Saved entries:
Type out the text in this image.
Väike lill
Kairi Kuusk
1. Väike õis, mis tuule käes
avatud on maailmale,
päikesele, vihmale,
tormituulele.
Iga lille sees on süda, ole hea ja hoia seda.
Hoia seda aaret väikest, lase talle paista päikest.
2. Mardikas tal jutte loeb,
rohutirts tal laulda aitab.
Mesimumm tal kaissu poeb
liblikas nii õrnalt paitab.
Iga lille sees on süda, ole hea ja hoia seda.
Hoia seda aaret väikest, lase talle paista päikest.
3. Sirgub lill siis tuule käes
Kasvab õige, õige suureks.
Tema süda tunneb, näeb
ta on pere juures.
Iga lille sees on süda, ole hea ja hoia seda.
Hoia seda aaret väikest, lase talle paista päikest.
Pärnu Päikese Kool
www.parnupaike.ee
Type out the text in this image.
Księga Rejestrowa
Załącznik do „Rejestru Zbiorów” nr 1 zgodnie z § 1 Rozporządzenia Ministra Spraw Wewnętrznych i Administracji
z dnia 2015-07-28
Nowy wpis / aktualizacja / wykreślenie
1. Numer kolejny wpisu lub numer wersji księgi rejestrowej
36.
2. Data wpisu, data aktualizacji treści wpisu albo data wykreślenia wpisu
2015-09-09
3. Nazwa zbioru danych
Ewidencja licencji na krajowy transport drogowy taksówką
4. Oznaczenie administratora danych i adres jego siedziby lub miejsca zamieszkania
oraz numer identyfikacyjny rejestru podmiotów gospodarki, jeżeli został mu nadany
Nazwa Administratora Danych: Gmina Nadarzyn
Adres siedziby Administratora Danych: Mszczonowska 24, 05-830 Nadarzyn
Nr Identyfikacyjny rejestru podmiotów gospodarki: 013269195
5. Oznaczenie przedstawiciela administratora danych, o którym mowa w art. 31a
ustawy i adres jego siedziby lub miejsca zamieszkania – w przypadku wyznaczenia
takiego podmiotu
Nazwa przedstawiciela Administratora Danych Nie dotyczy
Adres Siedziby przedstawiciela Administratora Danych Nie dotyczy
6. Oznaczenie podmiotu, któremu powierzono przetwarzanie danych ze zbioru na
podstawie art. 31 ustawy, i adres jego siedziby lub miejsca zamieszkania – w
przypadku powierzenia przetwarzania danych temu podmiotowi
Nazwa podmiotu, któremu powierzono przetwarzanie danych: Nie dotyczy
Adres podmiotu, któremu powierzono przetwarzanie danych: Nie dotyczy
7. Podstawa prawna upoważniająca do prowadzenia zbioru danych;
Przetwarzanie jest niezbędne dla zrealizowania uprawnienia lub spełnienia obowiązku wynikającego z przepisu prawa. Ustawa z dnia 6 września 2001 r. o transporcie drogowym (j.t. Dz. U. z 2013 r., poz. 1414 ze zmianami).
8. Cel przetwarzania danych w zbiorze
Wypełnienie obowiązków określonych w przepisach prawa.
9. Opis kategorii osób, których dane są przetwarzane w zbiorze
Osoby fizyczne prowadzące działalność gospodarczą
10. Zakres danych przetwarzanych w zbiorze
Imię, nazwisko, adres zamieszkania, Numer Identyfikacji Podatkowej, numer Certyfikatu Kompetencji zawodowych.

Objective —
Your task is to output all of the data above word for word.

Reply to the exercise —
Type out the text in this image.
Väike lill
Kairi Kuusk
1. Väike õis, mis tuule käes
avatud on maailmale,
päikesele, vihmale,
tormituulele.
Iga lille sees on süda, ole hea ja hoia seda.
Hoia seda aaret väikest, lase talle paista päikest.
2. Mardikas tal jutte loeb,
rohutirts tal laulda aitab.
Mesimumm tal kaissu poeb
liblikas nii õrnalt paitab.
Iga lille sees on süda, ole hea ja hoia seda.
Hoia seda aaret väikest, lase talle paista päikest.
3. Sirgub lill siis tuule käes
Kasvab õige, õige suureks.
Tema süda tunneb, näeb
ta on pere juures.
Iga lille sees on süda, ole hea ja hoia seda.
Hoia seda aaret väikest, lase talle paista päikest.
Pärnu Päikese Kool
www.parnupaike.ee
Type out the text in this image.
Księga Rejestrowa
Załącznik do „Rejestru Zbiorów” nr 1 zgodnie z § 1 Rozporządzenia Ministra Spraw Wewnętrznych i Administracji
z dnia 2015-07-28
Nowy wpis / aktualizacja / wykreślenie
1. Numer kolejny wpisu lub numer wersji księgi rejestrowej
36.
2. Data wpisu, data aktualizacji treści wpisu albo data wykreślenia wpisu
2015-09-09
3. Nazwa zbioru danych
Ewidencja licencji na krajowy transport drogowy taksówką
4. Oznaczenie administratora danych i adres jego siedziby lub miejsca zamieszkania
oraz numer identyfikacyjny rejestru podmiotów gospodarki, jeżeli został mu nadany
Nazwa Administratora Danych: Gmina Nadarzyn
Adres siedziby Administratora Danych: Mszczonowska 24, 05-830 Nadarzyn
Nr Identyfikacyjny rejestru podmiotów gospodarki: 013269195
5. Oznaczenie przedstawiciela administratora danych, o którym mowa w art. 31a
ustawy i adres jego siedziby lub miejsca zamieszkania – w przypadku wyznaczenia
takiego podmiotu
Nazwa przedstawiciela Administratora Danych Nie dotyczy
Adres Siedziby przedstawiciela Administratora Danych Nie dotyczy
6. Oznaczenie podmiotu, któremu powierzono przetwarzanie danych ze zbioru na
podstawie art. 31 ustawy, i adres jego siedziby lub miejsca zamieszkania – w
przypadku powierzenia przetwarzania danych temu podmiotowi
Nazwa podmiotu, któremu powierzono przetwarzanie danych: Nie dotyczy
Adres podmiotu, któremu powierzono przetwarzanie danych: Nie dotyczy
7. Podstawa prawna upoważniająca do prowadzenia zbioru danych;
Przetwarzanie jest niezbędne dla zrealizowania uprawnienia lub spełnienia obowiązku wynikającego z przepisu prawa. Ustawa z dnia 6 września 2001 r. o transporcie drogowym (j.t. Dz. U. z 2013 r., poz. 1414 ze zmianami).
8. Cel przetwarzania danych w zbiorze
Wypełnienie obowiązków określonych w przepisach prawa.
9. Opis kategorii osób, których dane są przetwarzane w zbiorze
Osoby fizyczne prowadzące działalność gospodarczą
10. Zakres danych przetwarzanych w zbiorze
Imię, nazwisko, adres zamieszkania, Numer Identyfikacji Podatkowej, numer Certyfikatu Kompetencji zawodowych.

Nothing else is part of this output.